(Records excerpted from a collection)
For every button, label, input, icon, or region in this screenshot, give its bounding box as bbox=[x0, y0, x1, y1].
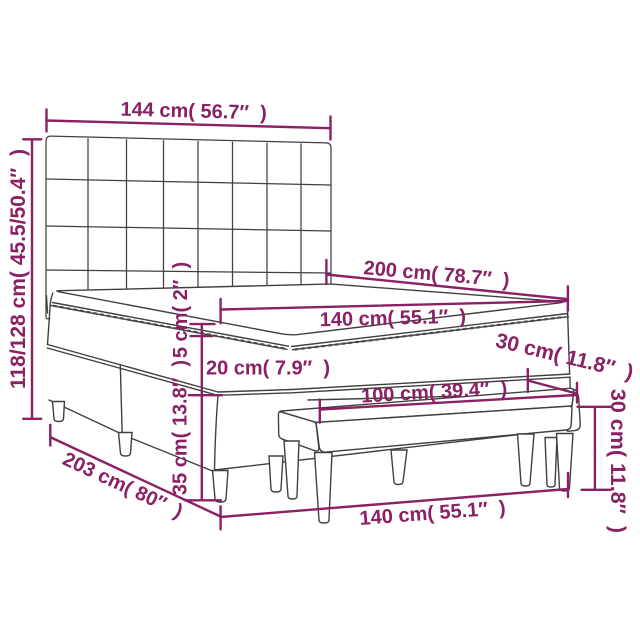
svg-text:5 cm( 2″ ): 5 cm( 2″ ) bbox=[170, 262, 192, 358]
svg-text:20 cm( 7.9″ ): 20 cm( 7.9″ ) bbox=[206, 358, 330, 380]
svg-text:30 cm( 11.8″ ): 30 cm( 11.8″ ) bbox=[606, 389, 630, 533]
svg-text:140 cm( 55.1″ ): 140 cm( 55.1″ ) bbox=[319, 306, 466, 332]
svg-text:35 cm( 13.8″ ): 35 cm( 13.8″ ) bbox=[170, 360, 192, 495]
svg-text:118/128 cm( 45.5/50.4″ ): 118/128 cm( 45.5/50.4″ ) bbox=[7, 149, 30, 389]
svg-text:144 cm( 56.7″ ): 144 cm( 56.7″ ) bbox=[120, 99, 267, 125]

- [TASK TO CARRY OUT] Could you copy the data word for word, everything from the very beginning down to the line containing "svg-text:20 cm( 7.9″", with both ends included? Leave the pictures out of your copy.

- [WRITTEN ANSWER]
For every button, label, input, icon, or region in this screenshot, give its bounding box as bbox=[x0, y0, x1, y1].
svg-text:5 cm( 2″ ): 5 cm( 2″ ) bbox=[170, 262, 192, 358]
svg-text:20 cm( 7.9″ ): 20 cm( 7.9″ ) bbox=[206, 358, 330, 380]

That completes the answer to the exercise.